Written task ::
Provide an exact copy of the data, excluding the images.

Start of Task input

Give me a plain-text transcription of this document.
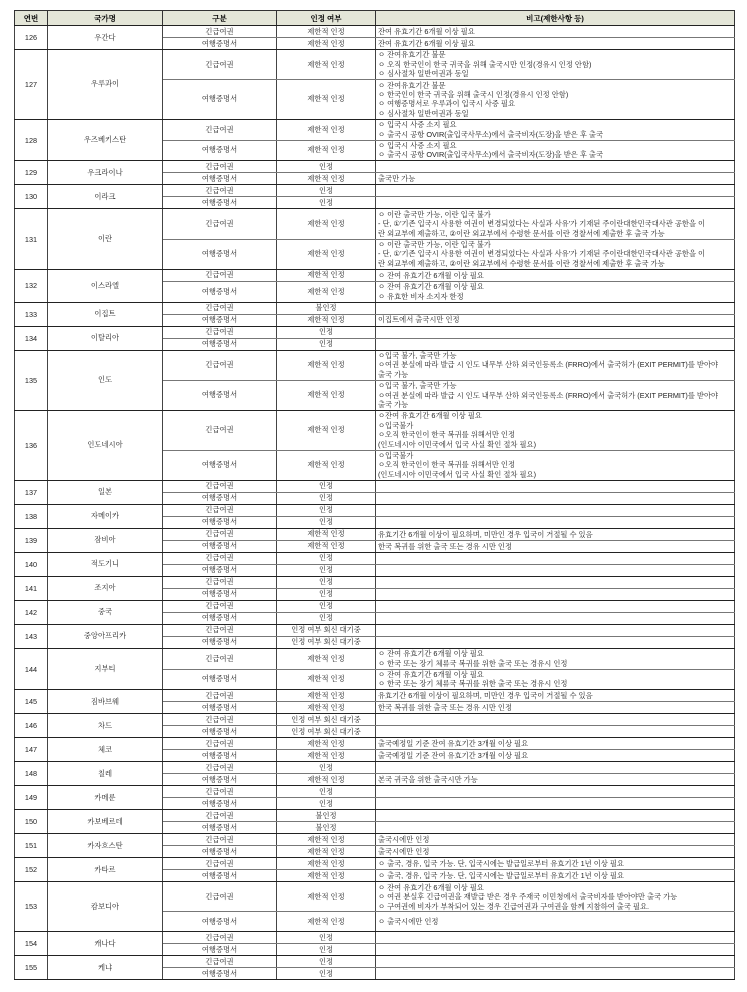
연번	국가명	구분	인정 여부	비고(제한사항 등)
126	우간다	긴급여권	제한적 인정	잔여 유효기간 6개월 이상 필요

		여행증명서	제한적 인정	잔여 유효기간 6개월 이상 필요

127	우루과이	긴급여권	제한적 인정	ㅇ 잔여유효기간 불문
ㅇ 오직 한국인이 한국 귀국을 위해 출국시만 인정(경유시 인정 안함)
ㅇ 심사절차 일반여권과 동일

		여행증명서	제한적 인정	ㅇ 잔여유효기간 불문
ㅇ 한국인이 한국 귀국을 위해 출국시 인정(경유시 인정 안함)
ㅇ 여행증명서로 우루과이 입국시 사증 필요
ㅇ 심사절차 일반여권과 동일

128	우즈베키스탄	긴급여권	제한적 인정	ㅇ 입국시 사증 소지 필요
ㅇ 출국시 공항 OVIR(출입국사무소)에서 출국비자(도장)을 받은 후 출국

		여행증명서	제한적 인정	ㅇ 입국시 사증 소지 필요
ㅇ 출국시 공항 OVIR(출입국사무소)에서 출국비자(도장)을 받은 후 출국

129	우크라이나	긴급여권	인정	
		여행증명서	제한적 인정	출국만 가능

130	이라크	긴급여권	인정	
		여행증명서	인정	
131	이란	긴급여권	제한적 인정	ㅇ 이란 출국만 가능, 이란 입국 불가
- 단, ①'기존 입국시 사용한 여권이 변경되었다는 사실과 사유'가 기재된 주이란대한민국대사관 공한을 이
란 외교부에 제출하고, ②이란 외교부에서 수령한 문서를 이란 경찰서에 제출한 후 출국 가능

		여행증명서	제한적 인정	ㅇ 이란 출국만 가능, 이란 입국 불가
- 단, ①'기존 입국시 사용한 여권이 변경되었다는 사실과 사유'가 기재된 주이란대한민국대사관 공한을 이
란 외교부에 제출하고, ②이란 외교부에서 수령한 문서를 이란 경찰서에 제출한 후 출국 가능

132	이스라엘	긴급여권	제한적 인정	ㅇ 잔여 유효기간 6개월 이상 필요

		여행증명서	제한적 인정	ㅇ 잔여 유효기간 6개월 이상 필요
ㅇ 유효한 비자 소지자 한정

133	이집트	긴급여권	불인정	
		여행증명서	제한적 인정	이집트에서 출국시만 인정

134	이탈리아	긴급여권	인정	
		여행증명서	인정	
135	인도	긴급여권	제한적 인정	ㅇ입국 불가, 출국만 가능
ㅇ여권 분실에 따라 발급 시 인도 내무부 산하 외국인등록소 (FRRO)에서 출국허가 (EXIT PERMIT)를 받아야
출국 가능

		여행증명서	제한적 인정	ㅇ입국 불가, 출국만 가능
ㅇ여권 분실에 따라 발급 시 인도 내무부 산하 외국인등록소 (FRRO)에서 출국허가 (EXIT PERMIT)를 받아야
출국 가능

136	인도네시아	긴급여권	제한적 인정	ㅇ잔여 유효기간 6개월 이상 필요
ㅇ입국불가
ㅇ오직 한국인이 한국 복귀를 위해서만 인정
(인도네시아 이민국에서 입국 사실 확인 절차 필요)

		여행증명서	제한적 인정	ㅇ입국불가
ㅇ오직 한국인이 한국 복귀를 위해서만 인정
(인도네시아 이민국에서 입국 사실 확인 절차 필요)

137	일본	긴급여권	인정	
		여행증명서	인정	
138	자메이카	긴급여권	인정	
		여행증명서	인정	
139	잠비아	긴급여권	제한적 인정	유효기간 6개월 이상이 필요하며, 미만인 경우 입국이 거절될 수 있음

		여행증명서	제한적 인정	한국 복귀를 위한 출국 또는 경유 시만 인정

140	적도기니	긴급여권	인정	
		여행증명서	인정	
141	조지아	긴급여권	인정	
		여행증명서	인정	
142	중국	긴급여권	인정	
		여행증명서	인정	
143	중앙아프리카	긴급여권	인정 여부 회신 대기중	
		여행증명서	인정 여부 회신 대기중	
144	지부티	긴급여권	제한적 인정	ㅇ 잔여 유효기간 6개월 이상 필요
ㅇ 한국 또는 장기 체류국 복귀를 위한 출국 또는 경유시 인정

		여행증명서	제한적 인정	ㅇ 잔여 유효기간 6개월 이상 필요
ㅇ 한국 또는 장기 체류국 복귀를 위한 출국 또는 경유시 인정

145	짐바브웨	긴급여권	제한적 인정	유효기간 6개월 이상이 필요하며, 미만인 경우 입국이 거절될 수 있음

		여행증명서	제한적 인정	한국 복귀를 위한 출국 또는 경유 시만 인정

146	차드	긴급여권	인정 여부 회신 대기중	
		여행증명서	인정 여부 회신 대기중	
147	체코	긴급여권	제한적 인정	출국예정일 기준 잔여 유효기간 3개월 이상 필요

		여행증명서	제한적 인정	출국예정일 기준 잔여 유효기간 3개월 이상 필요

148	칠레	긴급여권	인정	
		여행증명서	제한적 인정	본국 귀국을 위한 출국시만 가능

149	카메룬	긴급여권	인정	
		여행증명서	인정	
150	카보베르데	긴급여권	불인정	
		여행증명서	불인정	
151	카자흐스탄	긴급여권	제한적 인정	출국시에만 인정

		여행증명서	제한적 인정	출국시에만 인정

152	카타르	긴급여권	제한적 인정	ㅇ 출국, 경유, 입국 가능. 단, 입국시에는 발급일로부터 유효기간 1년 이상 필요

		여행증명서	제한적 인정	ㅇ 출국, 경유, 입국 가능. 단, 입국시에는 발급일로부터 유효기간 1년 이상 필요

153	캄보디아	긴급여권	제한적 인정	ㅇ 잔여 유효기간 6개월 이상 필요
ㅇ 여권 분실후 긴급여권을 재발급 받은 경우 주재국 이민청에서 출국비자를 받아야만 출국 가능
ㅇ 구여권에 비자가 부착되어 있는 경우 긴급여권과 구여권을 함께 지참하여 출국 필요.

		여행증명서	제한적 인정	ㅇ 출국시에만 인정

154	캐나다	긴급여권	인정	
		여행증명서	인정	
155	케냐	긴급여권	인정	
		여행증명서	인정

End of Task input

Response ::
Give me a plain-text transcription of this document.
연번	국가명	구분	인정 여부	비고(제한사항 등)
126	우간다	긴급여권	제한적 인정	잔여 유효기간 6개월 이상 필요

		여행증명서	제한적 인정	잔여 유효기간 6개월 이상 필요

127	우루과이	긴급여권	제한적 인정	ㅇ 잔여유효기간 불문
ㅇ 오직 한국인이 한국 귀국을 위해 출국시만 인정(경유시 인정 안함)
ㅇ 심사절차 일반여권과 동일

		여행증명서	제한적 인정	ㅇ 잔여유효기간 불문
ㅇ 한국인이 한국 귀국을 위해 출국시 인정(경유시 인정 안함)
ㅇ 여행증명서로 우루과이 입국시 사증 필요
ㅇ 심사절차 일반여권과 동일

128	우즈베키스탄	긴급여권	제한적 인정	ㅇ 입국시 사증 소지 필요
ㅇ 출국시 공항 OVIR(출입국사무소)에서 출국비자(도장)을 받은 후 출국

		여행증명서	제한적 인정	ㅇ 입국시 사증 소지 필요
ㅇ 출국시 공항 OVIR(출입국사무소)에서 출국비자(도장)을 받은 후 출국

129	우크라이나	긴급여권	인정	
		여행증명서	제한적 인정	출국만 가능

130	이라크	긴급여권	인정	
		여행증명서	인정	
131	이란	긴급여권	제한적 인정	ㅇ 이란 출국만 가능, 이란 입국 불가
- 단, ①'기존 입국시 사용한 여권이 변경되었다는 사실과 사유'가 기재된 주이란대한민국대사관 공한을 이
란 외교부에 제출하고, ②이란 외교부에서 수령한 문서를 이란 경찰서에 제출한 후 출국 가능

		여행증명서	제한적 인정	ㅇ 이란 출국만 가능, 이란 입국 불가
- 단, ①'기존 입국시 사용한 여권이 변경되었다는 사실과 사유'가 기재된 주이란대한민국대사관 공한을 이
란 외교부에 제출하고, ②이란 외교부에서 수령한 문서를 이란 경찰서에 제출한 후 출국 가능

132	이스라엘	긴급여권	제한적 인정	ㅇ 잔여 유효기간 6개월 이상 필요

		여행증명서	제한적 인정	ㅇ 잔여 유효기간 6개월 이상 필요
ㅇ 유효한 비자 소지자 한정

133	이집트	긴급여권	불인정	
		여행증명서	제한적 인정	이집트에서 출국시만 인정

134	이탈리아	긴급여권	인정	
		여행증명서	인정	
135	인도	긴급여권	제한적 인정	ㅇ입국 불가, 출국만 가능
ㅇ여권 분실에 따라 발급 시 인도 내무부 산하 외국인등록소 (FRRO)에서 출국허가 (EXIT PERMIT)를 받아야
출국 가능

		여행증명서	제한적 인정	ㅇ입국 불가, 출국만 가능
ㅇ여권 분실에 따라 발급 시 인도 내무부 산하 외국인등록소 (FRRO)에서 출국허가 (EXIT PERMIT)를 받아야
출국 가능

136	인도네시아	긴급여권	제한적 인정	ㅇ잔여 유효기간 6개월 이상 필요
ㅇ입국불가
ㅇ오직 한국인이 한국 복귀를 위해서만 인정
(인도네시아 이민국에서 입국 사실 확인 절차 필요)

		여행증명서	제한적 인정	ㅇ입국불가
ㅇ오직 한국인이 한국 복귀를 위해서만 인정
(인도네시아 이민국에서 입국 사실 확인 절차 필요)

137	일본	긴급여권	인정	
		여행증명서	인정	
138	자메이카	긴급여권	인정	
		여행증명서	인정	
139	잠비아	긴급여권	제한적 인정	유효기간 6개월 이상이 필요하며, 미만인 경우 입국이 거절될 수 있음

		여행증명서	제한적 인정	한국 복귀를 위한 출국 또는 경유 시만 인정

140	적도기니	긴급여권	인정	
		여행증명서	인정	
141	조지아	긴급여권	인정	
		여행증명서	인정	
142	중국	긴급여권	인정	
		여행증명서	인정	
143	중앙아프리카	긴급여권	인정 여부 회신 대기중	
		여행증명서	인정 여부 회신 대기중	
144	지부티	긴급여권	제한적 인정	ㅇ 잔여 유효기간 6개월 이상 필요
ㅇ 한국 또는 장기 체류국 복귀를 위한 출국 또는 경유시 인정

		여행증명서	제한적 인정	ㅇ 잔여 유효기간 6개월 이상 필요
ㅇ 한국 또는 장기 체류국 복귀를 위한 출국 또는 경유시 인정

145	짐바브웨	긴급여권	제한적 인정	유효기간 6개월 이상이 필요하며, 미만인 경우 입국이 거절될 수 있음

		여행증명서	제한적 인정	한국 복귀를 위한 출국 또는 경유 시만 인정

146	차드	긴급여권	인정 여부 회신 대기중	
		여행증명서	인정 여부 회신 대기중	
147	체코	긴급여권	제한적 인정	출국예정일 기준 잔여 유효기간 3개월 이상 필요

		여행증명서	제한적 인정	출국예정일 기준 잔여 유효기간 3개월 이상 필요

148	칠레	긴급여권	인정	
		여행증명서	제한적 인정	본국 귀국을 위한 출국시만 가능

149	카메룬	긴급여권	인정	
		여행증명서	인정	
150	카보베르데	긴급여권	불인정	
		여행증명서	불인정	
151	카자흐스탄	긴급여권	제한적 인정	출국시에만 인정

		여행증명서	제한적 인정	출국시에만 인정

152	카타르	긴급여권	제한적 인정	ㅇ 출국, 경유, 입국 가능. 단, 입국시에는 발급일로부터 유효기간 1년 이상 필요

		여행증명서	제한적 인정	ㅇ 출국, 경유, 입국 가능. 단, 입국시에는 발급일로부터 유효기간 1년 이상 필요

153	캄보디아	긴급여권	제한적 인정	ㅇ 잔여 유효기간 6개월 이상 필요
ㅇ 여권 분실후 긴급여권을 재발급 받은 경우 주재국 이민청에서 출국비자를 받아야만 출국 가능
ㅇ 구여권에 비자가 부착되어 있는 경우 긴급여권과 구여권을 함께 지참하여 출국 필요.

		여행증명서	제한적 인정	ㅇ 출국시에만 인정

154	캐나다	긴급여권	인정	
		여행증명서	인정	
155	케냐	긴급여권	인정	
		여행증명서	인정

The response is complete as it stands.